**WORK TO DO:**
Your task is to retype each line of the data below exactly.

**DATASET EXTRACT:**
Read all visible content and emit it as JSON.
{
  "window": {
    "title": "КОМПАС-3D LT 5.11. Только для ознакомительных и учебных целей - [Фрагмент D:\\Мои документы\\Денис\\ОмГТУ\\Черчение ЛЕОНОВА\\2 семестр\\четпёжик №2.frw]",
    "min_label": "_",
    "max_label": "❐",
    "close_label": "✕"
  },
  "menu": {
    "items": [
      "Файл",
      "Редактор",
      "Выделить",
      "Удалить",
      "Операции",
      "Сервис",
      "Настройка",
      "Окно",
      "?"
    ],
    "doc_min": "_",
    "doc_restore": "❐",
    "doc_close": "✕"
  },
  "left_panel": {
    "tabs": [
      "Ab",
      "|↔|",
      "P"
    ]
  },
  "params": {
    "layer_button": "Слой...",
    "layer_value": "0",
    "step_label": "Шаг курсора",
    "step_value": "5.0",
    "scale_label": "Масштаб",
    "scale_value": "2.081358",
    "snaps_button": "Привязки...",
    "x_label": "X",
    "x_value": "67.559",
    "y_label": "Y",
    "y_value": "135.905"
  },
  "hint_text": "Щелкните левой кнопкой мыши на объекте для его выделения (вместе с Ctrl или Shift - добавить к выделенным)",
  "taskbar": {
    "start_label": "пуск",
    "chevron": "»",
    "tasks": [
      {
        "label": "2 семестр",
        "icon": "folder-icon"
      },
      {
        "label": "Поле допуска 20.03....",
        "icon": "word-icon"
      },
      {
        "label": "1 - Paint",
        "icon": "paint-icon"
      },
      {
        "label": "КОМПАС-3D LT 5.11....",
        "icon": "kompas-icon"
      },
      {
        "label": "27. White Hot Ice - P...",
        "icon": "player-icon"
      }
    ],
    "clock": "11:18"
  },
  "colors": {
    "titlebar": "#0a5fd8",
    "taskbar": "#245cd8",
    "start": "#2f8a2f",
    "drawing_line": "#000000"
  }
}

**PROBLEM SOLUTION:**
Read all visible content and emit it as JSON.
{
  "window": {
    "title": "КОМПАС-3D LT 5.11. Только для ознакомительных и учебных целей - [Фрагмент D:\\Мои документы\\Денис\\ОмГТУ\\Черчение ЛЕОНОВА\\2 семестр\\четпёжик №2.frw]",
    "min_label": "_",
    "max_label": "❐",
    "close_label": "✕"
  },
  "menu": {
    "items": [
      "Файл",
      "Редактор",
      "Выделить",
      "Удалить",
      "Операции",
      "Сервис",
      "Настройка",
      "Окно",
      "?"
    ],
    "doc_min": "_",
    "doc_restore": "❐",
    "doc_close": "✕"
  },
  "left_panel": {
    "tabs": [
      "Ab",
      "|↔|",
      "P"
    ]
  },
  "params": {
    "layer_button": "Слой...",
    "layer_value": "0",
    "step_label": "Шаг курсора",
    "step_value": "5.0",
    "scale_label": "Масштаб",
    "scale_value": "2.081358",
    "snaps_button": "Привязки...",
    "x_label": "X",
    "x_value": "67.559",
    "y_label": "Y",
    "y_value": "135.905"
  },
  "hint_text": "Щелкните левой кнопкой мыши на объекте для его выделения (вместе с Ctrl или Shift - добавить к выделенным)",
  "taskbar": {
    "start_label": "пуск",
    "chevron": "»",
    "tasks": [
      {
        "label": "2 семестр",
        "icon": "folder-icon"
      },
      {
        "label": "Поле допуска 20.03....",
        "icon": "word-icon"
      },
      {
        "label": "1 - Paint",
        "icon": "paint-icon"
      },
      {
        "label": "КОМПАС-3D LT 5.11....",
        "icon": "kompas-icon"
      },
      {
        "label": "27. White Hot Ice - P...",
        "icon": "player-icon"
      }
    ],
    "clock": "11:18"
  },
  "colors": {
    "titlebar": "#0a5fd8",
    "taskbar": "#245cd8",
    "start": "#2f8a2f",
    "drawing_line": "#000000"
  }
}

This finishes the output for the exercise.